Copy the records below exactly, omitting any pictures they contain.

+ + + + + + +

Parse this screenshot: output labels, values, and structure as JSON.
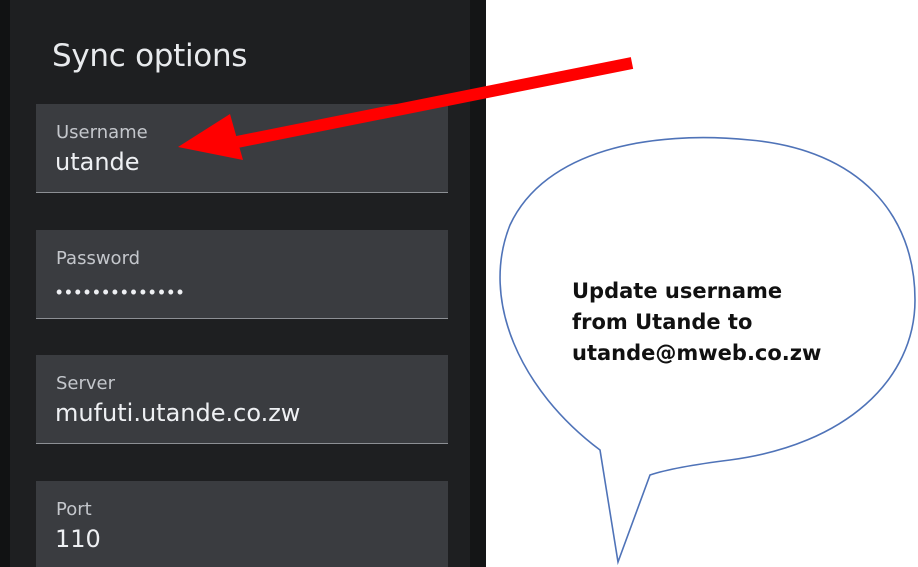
{
  "panel": {
    "title": "Sync options",
    "fields": {
      "username": {
        "label": "Username",
        "value": "utande"
      },
      "password": {
        "label": "Password",
        "masked_value": "••••••••••••••"
      },
      "server": {
        "label": "Server",
        "value": "mufuti.utande.co.zw"
      },
      "port": {
        "label": "Port",
        "value": "110"
      }
    }
  },
  "annotation": {
    "callout_lines": [
      "Update username",
      "from Utande to",
      "utande@mweb.co.zw"
    ],
    "arrow_color": "#ff0000",
    "bubble_stroke": "#4f73b8",
    "icons": [
      "red-arrow",
      "speech-bubble"
    ]
  },
  "colors": {
    "panel_bg": "#1e1f21",
    "field_bg": "#3a3c40",
    "text": "#eef0f3",
    "label": "#c4c7cc"
  }
}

+ + + + + + +

**Correct answer**
Parse this screenshot: output labels, values, and structure as JSON.
{
  "panel": {
    "title": "Sync options",
    "fields": {
      "username": {
        "label": "Username",
        "value": "utande"
      },
      "password": {
        "label": "Password",
        "masked_value": "••••••••••••••"
      },
      "server": {
        "label": "Server",
        "value": "mufuti.utande.co.zw"
      },
      "port": {
        "label": "Port",
        "value": "110"
      }
    }
  },
  "annotation": {
    "callout_lines": [
      "Update username",
      "from Utande to",
      "utande@mweb.co.zw"
    ],
    "arrow_color": "#ff0000",
    "bubble_stroke": "#4f73b8",
    "icons": [
      "red-arrow",
      "speech-bubble"
    ]
  },
  "colors": {
    "panel_bg": "#1e1f21",
    "field_bg": "#3a3c40",
    "text": "#eef0f3",
    "label": "#c4c7cc"
  }
}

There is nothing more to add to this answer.